**What is needed**
Count the lines below that contain "with". Give only the number.

**Data listing**
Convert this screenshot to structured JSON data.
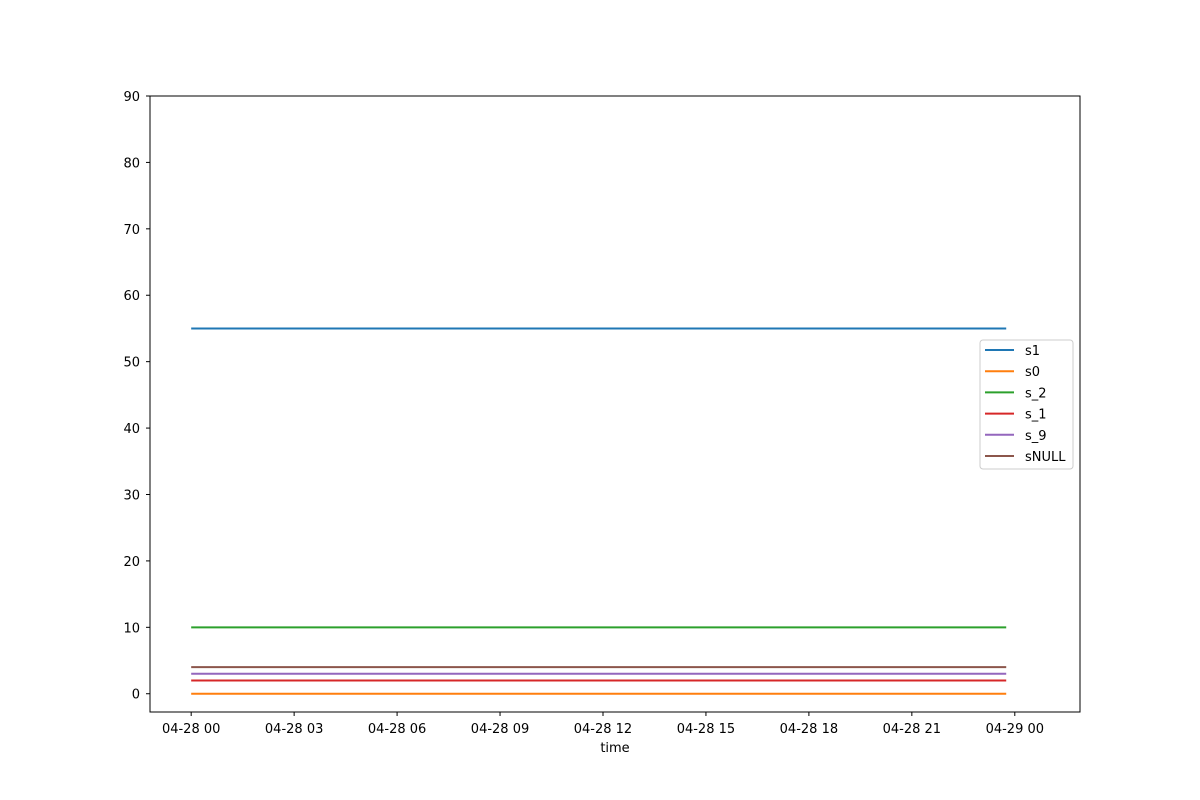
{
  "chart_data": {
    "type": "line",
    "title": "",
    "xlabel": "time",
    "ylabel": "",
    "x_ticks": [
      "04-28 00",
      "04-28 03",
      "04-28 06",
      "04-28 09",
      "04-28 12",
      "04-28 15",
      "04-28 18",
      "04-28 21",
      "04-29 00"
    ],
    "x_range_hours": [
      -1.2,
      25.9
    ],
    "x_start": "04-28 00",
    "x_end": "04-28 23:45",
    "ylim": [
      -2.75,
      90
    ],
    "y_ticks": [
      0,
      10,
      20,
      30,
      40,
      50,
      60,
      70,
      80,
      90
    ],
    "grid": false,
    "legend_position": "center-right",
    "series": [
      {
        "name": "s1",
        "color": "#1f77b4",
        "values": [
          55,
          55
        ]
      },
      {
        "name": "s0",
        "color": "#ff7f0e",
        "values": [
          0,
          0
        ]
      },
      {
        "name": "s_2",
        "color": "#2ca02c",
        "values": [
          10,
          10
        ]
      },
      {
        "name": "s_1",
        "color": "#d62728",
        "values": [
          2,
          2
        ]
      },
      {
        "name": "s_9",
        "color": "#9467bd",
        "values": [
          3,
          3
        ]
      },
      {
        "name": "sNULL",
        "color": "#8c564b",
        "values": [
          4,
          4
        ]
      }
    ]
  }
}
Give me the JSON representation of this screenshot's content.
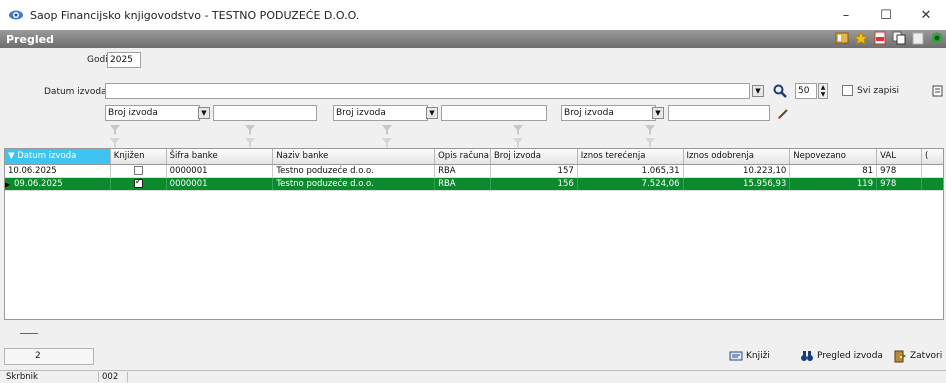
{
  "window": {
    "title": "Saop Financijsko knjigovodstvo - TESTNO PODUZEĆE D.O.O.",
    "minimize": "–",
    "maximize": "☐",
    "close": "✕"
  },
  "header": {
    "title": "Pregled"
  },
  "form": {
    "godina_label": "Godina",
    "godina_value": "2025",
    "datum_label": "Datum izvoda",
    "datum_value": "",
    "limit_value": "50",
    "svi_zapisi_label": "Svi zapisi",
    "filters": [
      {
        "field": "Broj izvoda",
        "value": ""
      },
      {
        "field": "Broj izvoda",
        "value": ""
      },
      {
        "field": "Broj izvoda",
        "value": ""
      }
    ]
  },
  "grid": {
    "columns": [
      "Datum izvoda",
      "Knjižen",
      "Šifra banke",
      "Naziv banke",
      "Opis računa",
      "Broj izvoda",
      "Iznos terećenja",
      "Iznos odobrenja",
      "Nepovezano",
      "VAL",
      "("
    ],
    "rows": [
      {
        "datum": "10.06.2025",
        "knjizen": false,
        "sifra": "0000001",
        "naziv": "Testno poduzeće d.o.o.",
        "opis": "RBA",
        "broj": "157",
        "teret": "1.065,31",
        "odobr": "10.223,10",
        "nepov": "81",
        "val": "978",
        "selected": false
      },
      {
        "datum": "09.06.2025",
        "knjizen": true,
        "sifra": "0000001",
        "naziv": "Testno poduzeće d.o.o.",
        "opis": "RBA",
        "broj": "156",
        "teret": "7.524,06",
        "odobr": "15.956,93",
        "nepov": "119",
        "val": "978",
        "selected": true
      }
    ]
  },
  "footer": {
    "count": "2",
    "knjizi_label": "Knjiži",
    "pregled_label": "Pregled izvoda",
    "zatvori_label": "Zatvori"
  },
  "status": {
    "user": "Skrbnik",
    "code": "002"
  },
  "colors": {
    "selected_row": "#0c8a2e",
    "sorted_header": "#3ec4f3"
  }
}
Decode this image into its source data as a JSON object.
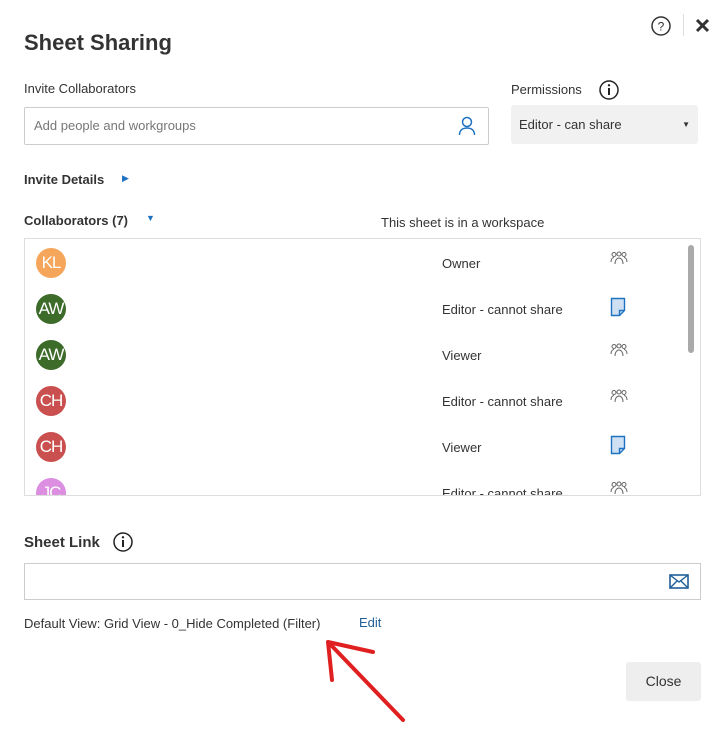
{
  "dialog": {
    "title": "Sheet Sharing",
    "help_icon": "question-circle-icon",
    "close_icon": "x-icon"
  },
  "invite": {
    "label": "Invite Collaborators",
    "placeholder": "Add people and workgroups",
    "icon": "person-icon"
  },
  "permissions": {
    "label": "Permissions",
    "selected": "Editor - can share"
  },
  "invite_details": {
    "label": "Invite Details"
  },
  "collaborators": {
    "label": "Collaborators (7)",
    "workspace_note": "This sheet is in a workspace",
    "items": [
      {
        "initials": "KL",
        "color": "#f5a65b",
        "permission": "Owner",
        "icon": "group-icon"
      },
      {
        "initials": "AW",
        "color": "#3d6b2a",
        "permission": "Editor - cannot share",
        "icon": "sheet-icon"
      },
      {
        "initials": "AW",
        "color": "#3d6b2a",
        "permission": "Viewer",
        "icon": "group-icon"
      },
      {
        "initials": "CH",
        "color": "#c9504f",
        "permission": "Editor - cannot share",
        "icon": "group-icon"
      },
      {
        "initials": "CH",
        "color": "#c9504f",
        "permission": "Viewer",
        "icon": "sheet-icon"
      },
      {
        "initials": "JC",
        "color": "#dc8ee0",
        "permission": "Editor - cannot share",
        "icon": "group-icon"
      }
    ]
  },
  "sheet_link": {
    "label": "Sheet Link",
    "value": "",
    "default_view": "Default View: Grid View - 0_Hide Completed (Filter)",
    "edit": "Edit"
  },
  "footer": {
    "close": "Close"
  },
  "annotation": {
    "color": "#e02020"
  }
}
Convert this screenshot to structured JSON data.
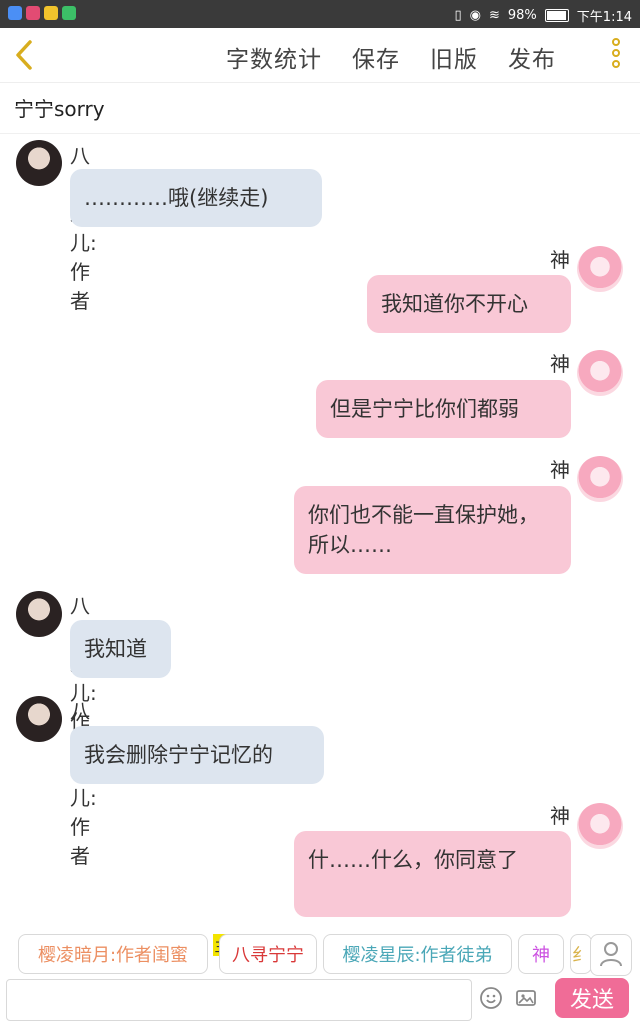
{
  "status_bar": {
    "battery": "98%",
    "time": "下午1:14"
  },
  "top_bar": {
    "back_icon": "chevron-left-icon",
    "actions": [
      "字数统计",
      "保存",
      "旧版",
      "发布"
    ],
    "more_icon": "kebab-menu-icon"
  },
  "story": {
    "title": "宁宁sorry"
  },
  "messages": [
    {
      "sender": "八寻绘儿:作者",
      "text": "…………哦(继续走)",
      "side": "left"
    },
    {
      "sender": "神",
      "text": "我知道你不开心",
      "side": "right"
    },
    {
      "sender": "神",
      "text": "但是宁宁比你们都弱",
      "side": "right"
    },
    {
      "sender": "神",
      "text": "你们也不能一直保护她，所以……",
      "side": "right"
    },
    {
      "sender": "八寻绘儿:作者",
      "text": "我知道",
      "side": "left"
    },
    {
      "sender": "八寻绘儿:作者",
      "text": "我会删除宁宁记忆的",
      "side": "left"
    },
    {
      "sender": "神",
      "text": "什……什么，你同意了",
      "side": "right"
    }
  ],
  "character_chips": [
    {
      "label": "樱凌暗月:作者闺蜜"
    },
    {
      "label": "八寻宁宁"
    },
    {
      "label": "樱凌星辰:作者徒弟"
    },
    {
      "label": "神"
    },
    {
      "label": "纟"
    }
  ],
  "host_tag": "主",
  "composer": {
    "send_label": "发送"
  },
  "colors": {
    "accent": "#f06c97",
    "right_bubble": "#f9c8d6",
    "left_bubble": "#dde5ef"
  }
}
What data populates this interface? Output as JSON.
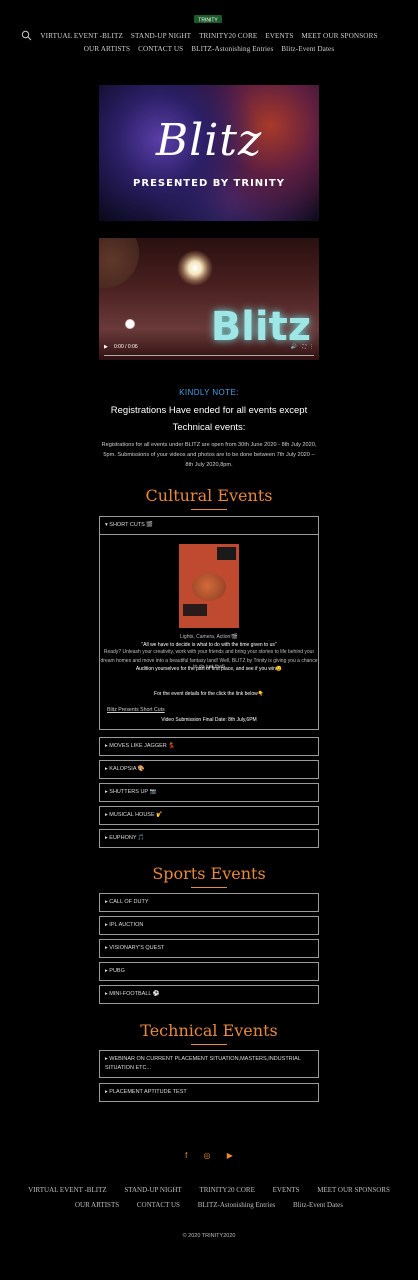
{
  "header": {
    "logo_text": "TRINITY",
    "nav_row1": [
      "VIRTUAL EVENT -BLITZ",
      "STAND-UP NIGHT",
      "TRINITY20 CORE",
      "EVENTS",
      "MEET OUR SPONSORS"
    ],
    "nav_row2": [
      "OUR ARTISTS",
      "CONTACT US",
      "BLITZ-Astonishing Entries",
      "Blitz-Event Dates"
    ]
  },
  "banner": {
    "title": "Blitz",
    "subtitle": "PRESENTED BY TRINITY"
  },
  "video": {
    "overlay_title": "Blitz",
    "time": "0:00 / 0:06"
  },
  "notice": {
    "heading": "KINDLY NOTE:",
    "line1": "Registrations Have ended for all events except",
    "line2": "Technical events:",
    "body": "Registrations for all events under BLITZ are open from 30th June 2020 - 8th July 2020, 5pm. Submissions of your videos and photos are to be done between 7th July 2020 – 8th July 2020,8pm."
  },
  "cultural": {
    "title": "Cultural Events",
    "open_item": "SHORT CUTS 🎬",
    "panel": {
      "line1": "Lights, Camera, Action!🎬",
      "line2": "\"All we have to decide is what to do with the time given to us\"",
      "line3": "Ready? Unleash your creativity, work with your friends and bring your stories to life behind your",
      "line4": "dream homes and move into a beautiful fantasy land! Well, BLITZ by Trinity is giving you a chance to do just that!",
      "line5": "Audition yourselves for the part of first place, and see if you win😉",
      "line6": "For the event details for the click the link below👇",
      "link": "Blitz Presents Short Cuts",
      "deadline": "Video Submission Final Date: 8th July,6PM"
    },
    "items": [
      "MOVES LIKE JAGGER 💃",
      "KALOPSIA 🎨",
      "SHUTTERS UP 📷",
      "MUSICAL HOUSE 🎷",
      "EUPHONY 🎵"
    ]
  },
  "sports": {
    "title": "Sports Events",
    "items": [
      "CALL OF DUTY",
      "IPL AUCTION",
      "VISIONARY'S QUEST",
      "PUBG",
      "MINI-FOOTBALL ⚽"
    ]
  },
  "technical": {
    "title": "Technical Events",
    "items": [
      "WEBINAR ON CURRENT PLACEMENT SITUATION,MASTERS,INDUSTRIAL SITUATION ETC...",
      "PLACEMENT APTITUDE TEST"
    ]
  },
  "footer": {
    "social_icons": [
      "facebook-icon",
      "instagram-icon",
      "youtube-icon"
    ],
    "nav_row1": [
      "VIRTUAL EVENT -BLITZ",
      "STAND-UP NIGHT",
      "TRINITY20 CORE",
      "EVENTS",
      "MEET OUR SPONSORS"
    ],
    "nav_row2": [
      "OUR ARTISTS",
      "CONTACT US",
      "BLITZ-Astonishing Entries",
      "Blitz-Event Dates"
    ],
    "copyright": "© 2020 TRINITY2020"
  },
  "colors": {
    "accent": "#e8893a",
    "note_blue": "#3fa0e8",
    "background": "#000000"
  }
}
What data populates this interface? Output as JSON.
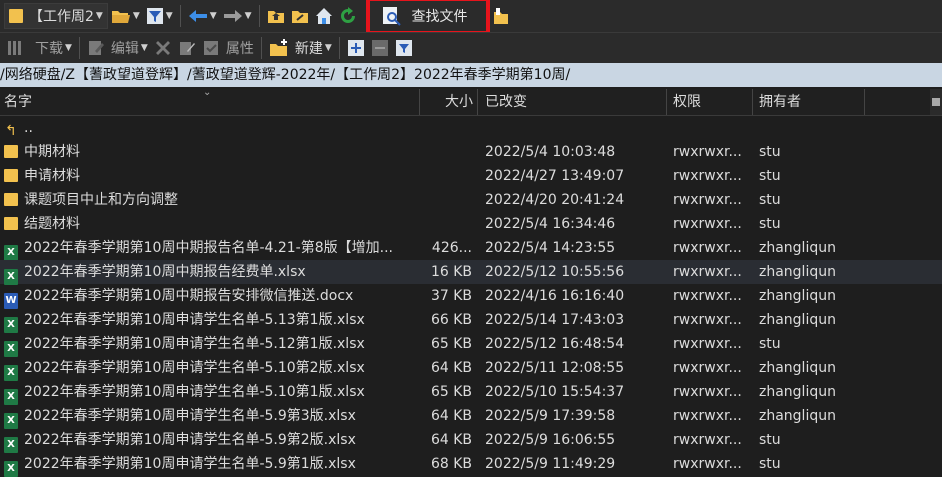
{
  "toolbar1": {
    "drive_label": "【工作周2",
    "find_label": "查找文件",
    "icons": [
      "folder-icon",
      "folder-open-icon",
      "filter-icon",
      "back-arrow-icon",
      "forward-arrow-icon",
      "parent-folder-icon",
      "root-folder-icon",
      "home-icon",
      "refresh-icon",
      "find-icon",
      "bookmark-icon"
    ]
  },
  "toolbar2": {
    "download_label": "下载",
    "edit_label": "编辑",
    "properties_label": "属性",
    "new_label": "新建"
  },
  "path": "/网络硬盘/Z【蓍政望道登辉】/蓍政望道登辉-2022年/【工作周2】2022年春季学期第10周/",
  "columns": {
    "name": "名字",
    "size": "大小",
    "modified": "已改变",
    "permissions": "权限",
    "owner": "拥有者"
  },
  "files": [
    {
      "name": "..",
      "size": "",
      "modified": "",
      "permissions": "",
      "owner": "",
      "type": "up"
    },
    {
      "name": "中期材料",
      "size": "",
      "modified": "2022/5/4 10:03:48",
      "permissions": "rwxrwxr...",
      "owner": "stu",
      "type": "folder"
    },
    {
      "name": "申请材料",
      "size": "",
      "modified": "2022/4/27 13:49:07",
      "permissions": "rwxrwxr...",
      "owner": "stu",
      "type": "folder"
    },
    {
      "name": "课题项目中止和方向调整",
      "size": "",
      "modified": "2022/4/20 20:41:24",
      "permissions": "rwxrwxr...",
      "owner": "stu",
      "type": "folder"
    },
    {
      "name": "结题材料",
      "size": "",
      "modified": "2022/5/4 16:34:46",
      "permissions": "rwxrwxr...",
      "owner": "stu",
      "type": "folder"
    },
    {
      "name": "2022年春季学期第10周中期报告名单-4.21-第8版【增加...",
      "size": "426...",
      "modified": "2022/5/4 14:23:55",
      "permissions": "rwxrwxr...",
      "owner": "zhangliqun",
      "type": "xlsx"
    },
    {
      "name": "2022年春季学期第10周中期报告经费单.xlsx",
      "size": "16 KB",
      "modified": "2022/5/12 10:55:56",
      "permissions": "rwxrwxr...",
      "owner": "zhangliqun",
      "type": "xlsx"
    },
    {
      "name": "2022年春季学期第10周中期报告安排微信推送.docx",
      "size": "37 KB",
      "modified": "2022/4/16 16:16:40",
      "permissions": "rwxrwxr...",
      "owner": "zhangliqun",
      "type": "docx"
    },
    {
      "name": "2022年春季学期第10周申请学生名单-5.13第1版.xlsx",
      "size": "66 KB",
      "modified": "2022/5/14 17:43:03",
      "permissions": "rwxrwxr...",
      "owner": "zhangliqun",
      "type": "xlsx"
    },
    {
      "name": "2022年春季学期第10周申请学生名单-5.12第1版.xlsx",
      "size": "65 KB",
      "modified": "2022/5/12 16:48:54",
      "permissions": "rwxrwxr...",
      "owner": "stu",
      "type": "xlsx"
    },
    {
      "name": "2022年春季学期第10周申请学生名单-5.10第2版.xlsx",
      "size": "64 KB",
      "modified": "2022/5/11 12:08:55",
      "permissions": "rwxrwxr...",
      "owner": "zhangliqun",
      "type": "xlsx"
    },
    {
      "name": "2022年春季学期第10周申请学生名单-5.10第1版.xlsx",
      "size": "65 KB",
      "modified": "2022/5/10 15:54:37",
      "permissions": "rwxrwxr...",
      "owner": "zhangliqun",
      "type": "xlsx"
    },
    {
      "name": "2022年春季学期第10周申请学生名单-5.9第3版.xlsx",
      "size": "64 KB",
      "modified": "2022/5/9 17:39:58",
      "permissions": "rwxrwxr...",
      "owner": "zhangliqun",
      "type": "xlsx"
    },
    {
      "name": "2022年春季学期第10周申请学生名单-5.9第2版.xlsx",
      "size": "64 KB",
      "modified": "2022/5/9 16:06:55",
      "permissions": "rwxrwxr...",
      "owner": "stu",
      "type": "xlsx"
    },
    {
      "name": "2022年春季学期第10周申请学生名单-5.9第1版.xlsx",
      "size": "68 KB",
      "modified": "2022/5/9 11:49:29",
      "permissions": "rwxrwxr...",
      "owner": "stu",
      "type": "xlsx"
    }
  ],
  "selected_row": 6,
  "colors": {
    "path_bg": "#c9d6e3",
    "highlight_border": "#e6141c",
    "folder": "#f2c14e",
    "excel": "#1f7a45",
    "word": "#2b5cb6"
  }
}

**Result below**
2